(Stored records)
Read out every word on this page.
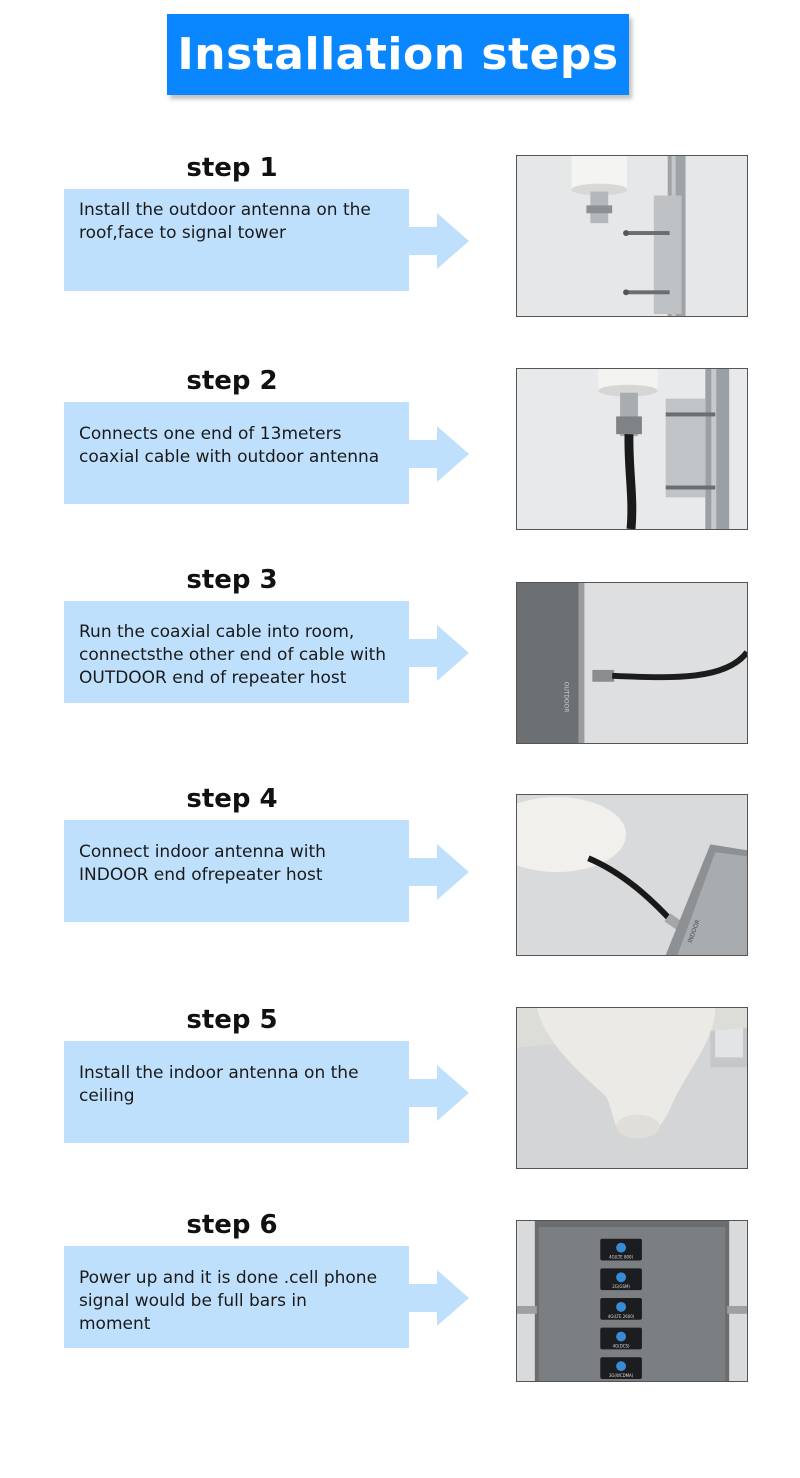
Installation steps
step 1
Install the outdoor antenna on the
roof,face to signal tower
step 2
Connects one end of 13meters
coaxial cable with outdoor antenna
step 3
Run the coaxial cable into room,
connectsthe other end of cable with
OUTDOOR end of repeater host
OUTDOOR
step 4
Connect indoor antenna with
INDOOR end ofrepeater host
INDOOR
step 5
Install the indoor antenna on the
ceiling
step 6
Power up and it is done .cell phone
signal would be full bars in
moment
4G(LTE 800)
2G(GSM)
4G(LTE 2600)
4G(DCS)
3G(WCDMA)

* [Given task]: Exactly as written, return every line of the listing, but not the pictures.

* [Full response]:
Read out every word on this page.
Installation steps
step 1
Install the outdoor antenna on the
roof,face to signal tower
step 2
Connects one end of 13meters
coaxial cable with outdoor antenna
step 3
Run the coaxial cable into room,
connectsthe other end of cable with
OUTDOOR end of repeater host
OUTDOOR
step 4
Connect indoor antenna with
INDOOR end ofrepeater host
INDOOR
step 5
Install the indoor antenna on the
ceiling
step 6
Power up and it is done .cell phone
signal would be full bars in
moment
4G(LTE 800)
2G(GSM)
4G(LTE 2600)
4G(DCS)
3G(WCDMA)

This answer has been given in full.